*What you have to do:*
Output every line of the data exactly as it appears.

[start]

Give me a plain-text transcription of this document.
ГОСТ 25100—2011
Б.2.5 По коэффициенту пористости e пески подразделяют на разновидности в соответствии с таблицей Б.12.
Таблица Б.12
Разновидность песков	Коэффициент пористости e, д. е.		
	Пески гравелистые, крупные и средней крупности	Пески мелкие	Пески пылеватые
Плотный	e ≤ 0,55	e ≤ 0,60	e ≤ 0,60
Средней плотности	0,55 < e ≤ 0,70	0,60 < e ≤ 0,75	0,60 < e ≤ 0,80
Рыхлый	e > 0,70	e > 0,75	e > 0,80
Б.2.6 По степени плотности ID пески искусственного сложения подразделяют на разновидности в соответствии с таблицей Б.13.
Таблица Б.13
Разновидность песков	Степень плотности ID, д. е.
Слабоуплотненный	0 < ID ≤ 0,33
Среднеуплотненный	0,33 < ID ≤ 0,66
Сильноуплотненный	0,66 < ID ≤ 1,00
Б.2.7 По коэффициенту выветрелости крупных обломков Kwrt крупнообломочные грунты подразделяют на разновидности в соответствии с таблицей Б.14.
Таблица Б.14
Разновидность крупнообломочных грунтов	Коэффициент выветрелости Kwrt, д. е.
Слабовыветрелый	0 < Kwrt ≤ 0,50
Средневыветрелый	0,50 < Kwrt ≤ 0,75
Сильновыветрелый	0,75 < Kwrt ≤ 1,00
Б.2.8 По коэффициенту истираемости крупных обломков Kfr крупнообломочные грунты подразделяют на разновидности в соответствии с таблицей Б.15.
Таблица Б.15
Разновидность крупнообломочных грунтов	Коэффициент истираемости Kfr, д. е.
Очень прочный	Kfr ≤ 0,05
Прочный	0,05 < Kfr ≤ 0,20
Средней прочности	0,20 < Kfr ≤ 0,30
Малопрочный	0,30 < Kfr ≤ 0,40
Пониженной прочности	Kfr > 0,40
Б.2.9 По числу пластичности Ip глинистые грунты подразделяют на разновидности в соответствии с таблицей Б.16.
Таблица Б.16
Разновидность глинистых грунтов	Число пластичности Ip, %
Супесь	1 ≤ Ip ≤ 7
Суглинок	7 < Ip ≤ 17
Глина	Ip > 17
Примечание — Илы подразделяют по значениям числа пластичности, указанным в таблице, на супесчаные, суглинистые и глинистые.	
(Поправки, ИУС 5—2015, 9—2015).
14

[end]

*The solution:*
Give me a plain-text transcription of this document.
ГОСТ 25100—2011
Б.2.5 По коэффициенту пористости e пески подразделяют на разновидности в соответствии с таблицей Б.12.
Таблица Б.12
Разновидность песков	Коэффициент пористости e, д. е.		
	Пески гравелистые, крупные и средней крупности	Пески мелкие	Пески пылеватые
Плотный	e ≤ 0,55	e ≤ 0,60	e ≤ 0,60
Средней плотности	0,55 < e ≤ 0,70	0,60 < e ≤ 0,75	0,60 < e ≤ 0,80
Рыхлый	e > 0,70	e > 0,75	e > 0,80
Б.2.6 По степени плотности ID пески искусственного сложения подразделяют на разновидности в соответствии с таблицей Б.13.
Таблица Б.13
Разновидность песков	Степень плотности ID, д. е.
Слабоуплотненный	0 < ID ≤ 0,33
Среднеуплотненный	0,33 < ID ≤ 0,66
Сильноуплотненный	0,66 < ID ≤ 1,00
Б.2.7 По коэффициенту выветрелости крупных обломков Kwrt крупнообломочные грунты подразделяют на разновидности в соответствии с таблицей Б.14.
Таблица Б.14
Разновидность крупнообломочных грунтов	Коэффициент выветрелости Kwrt, д. е.
Слабовыветрелый	0 < Kwrt ≤ 0,50
Средневыветрелый	0,50 < Kwrt ≤ 0,75
Сильновыветрелый	0,75 < Kwrt ≤ 1,00
Б.2.8 По коэффициенту истираемости крупных обломков Kfr крупнообломочные грунты подразделяют на разновидности в соответствии с таблицей Б.15.
Таблица Б.15
Разновидность крупнообломочных грунтов	Коэффициент истираемости Kfr, д. е.
Очень прочный	Kfr ≤ 0,05
Прочный	0,05 < Kfr ≤ 0,20
Средней прочности	0,20 < Kfr ≤ 0,30
Малопрочный	0,30 < Kfr ≤ 0,40
Пониженной прочности	Kfr > 0,40
Б.2.9 По числу пластичности Ip глинистые грунты подразделяют на разновидности в соответствии с таблицей Б.16.
Таблица Б.16
Разновидность глинистых грунтов	Число пластичности Ip, %
Супесь	1 ≤ Ip ≤ 7
Суглинок	7 < Ip ≤ 17
Глина	Ip > 17
Примечание — Илы подразделяют по значениям числа пластичности, указанным в таблице, на супесчаные, суглинистые и глинистые.	
(Поправки, ИУС 5—2015, 9—2015).
14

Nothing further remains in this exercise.